# Start of Input rows

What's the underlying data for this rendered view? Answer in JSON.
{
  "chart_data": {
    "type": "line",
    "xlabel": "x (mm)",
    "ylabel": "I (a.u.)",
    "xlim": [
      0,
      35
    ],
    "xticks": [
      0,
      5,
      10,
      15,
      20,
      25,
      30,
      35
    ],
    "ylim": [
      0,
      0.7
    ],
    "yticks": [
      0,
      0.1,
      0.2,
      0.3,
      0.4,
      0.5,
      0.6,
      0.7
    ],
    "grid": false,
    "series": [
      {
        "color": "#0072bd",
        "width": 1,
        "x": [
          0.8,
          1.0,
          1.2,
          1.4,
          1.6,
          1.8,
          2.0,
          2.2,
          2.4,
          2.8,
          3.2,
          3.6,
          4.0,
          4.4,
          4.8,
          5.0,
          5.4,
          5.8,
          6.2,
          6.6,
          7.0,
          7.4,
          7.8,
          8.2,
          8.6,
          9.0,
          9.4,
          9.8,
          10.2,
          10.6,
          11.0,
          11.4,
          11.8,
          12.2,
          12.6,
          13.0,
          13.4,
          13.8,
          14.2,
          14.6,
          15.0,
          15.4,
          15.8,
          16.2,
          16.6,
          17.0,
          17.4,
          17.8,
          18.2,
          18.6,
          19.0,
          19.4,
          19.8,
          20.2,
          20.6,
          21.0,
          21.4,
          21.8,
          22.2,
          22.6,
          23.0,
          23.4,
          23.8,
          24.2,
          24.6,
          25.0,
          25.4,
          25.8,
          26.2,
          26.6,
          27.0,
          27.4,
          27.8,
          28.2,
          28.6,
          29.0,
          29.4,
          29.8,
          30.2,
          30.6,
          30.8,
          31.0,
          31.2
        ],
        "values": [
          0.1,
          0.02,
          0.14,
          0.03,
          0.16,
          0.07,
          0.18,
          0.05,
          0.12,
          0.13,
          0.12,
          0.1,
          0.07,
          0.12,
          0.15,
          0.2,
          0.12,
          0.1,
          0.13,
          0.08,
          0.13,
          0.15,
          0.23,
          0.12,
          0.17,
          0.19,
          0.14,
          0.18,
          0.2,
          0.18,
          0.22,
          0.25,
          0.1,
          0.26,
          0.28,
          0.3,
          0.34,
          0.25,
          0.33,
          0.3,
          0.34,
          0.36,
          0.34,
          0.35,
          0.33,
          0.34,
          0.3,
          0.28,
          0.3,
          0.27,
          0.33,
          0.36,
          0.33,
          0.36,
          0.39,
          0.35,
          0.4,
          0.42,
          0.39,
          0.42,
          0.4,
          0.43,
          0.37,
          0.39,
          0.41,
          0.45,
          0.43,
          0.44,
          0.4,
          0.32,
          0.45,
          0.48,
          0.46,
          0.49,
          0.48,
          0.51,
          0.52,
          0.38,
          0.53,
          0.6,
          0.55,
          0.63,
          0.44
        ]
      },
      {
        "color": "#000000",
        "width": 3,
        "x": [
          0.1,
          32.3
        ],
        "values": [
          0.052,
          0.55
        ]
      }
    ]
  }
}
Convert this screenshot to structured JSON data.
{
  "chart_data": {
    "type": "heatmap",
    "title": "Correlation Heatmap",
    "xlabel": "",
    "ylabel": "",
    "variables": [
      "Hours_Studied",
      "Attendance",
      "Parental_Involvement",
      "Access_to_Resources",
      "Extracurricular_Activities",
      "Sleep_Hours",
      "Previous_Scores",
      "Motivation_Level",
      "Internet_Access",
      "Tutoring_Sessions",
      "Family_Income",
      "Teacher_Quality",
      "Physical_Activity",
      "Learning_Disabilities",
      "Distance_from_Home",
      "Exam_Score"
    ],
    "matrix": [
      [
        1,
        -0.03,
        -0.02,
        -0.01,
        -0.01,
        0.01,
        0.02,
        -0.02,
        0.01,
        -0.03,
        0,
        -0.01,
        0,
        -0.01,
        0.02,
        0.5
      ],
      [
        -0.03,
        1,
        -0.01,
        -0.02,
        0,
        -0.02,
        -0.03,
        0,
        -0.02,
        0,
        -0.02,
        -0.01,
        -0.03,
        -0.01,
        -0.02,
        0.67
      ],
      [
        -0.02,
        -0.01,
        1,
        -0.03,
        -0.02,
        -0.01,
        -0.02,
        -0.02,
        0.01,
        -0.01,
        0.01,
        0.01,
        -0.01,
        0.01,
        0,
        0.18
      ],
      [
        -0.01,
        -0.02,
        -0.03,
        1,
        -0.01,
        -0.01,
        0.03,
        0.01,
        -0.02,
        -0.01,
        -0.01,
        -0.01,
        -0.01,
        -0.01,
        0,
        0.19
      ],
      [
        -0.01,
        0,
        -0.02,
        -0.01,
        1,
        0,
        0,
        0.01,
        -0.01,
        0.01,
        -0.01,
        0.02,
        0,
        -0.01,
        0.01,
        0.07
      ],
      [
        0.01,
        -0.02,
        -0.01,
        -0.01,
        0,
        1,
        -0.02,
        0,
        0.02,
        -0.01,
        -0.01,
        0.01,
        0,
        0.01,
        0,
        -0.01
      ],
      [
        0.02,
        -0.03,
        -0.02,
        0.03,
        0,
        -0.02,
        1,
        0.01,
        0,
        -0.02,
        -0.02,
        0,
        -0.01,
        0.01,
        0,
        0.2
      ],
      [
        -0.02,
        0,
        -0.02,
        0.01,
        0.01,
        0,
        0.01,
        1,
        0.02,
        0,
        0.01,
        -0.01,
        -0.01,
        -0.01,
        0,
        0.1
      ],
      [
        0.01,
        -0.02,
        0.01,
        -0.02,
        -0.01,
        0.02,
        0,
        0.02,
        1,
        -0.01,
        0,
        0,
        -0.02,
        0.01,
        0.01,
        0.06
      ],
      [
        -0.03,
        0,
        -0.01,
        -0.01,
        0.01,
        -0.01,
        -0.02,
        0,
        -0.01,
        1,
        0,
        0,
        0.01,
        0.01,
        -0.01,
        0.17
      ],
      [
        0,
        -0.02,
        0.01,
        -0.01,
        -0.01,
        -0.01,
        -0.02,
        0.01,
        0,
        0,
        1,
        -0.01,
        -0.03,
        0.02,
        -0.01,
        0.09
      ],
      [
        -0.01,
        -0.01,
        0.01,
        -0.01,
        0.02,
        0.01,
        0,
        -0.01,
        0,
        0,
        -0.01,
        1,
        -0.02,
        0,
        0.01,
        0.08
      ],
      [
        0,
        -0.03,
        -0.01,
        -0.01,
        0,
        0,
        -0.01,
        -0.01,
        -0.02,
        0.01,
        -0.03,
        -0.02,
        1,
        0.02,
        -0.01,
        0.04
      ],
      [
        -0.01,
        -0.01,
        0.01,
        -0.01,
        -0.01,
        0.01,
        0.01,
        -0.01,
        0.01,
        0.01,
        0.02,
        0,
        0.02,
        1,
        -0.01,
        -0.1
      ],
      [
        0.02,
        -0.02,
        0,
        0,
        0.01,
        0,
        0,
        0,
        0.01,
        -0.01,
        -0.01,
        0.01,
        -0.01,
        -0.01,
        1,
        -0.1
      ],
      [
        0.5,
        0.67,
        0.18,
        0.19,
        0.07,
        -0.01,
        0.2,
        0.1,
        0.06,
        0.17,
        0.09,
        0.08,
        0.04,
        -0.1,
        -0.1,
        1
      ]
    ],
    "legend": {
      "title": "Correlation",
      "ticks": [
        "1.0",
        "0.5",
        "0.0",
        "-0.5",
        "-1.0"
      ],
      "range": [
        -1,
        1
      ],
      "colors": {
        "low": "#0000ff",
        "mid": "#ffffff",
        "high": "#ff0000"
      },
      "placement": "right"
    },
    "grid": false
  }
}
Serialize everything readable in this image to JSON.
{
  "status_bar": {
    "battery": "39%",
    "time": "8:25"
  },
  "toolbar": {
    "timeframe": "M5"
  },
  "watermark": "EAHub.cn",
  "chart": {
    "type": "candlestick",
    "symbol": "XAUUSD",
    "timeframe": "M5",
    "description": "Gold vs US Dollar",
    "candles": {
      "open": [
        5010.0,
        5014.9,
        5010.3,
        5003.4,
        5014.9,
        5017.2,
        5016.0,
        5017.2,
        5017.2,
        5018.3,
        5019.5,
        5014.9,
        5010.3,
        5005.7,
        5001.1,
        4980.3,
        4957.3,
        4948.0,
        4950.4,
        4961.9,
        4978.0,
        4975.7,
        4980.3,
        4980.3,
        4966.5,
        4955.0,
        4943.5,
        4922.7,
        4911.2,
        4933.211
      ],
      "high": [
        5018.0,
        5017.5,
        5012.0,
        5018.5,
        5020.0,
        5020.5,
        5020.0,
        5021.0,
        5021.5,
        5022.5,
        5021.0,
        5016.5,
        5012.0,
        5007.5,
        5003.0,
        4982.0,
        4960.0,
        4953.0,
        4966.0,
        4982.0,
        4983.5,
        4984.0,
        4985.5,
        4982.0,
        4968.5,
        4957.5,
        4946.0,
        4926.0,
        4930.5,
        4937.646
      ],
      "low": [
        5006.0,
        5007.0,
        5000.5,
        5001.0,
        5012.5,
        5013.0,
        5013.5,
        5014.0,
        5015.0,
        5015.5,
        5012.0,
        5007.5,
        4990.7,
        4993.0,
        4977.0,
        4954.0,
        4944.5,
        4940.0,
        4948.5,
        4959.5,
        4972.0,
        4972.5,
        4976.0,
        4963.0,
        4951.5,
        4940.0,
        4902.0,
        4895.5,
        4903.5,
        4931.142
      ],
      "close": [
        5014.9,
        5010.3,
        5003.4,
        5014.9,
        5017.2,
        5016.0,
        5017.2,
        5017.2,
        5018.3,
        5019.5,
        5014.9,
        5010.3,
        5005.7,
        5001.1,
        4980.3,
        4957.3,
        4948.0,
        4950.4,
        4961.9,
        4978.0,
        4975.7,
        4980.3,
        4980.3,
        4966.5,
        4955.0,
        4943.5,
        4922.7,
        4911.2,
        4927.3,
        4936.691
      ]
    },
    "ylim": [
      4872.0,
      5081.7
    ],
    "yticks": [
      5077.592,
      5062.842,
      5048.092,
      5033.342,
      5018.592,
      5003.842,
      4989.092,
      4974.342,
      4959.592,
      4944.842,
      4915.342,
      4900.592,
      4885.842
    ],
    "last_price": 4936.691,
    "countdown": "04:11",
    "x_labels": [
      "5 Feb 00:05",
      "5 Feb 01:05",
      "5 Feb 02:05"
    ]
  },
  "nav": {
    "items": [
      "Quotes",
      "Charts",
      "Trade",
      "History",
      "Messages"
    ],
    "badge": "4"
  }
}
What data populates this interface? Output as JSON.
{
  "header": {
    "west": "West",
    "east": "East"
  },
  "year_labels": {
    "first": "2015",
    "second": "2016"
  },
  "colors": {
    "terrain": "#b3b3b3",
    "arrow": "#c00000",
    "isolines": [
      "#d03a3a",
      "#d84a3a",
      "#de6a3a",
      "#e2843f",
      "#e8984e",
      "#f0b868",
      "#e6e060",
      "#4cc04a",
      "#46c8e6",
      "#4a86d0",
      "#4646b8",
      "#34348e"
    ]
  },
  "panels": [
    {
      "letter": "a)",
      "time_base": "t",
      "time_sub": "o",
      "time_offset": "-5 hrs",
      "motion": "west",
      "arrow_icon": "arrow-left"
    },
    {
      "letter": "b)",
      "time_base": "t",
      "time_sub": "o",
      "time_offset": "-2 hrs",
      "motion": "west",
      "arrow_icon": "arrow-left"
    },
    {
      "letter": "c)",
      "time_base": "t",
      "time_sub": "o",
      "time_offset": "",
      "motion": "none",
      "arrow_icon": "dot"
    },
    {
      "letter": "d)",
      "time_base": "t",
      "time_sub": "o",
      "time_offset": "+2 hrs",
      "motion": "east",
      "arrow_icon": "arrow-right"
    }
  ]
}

# End of Input rows

Answer with a single number: the count of lines holding the word "right".

2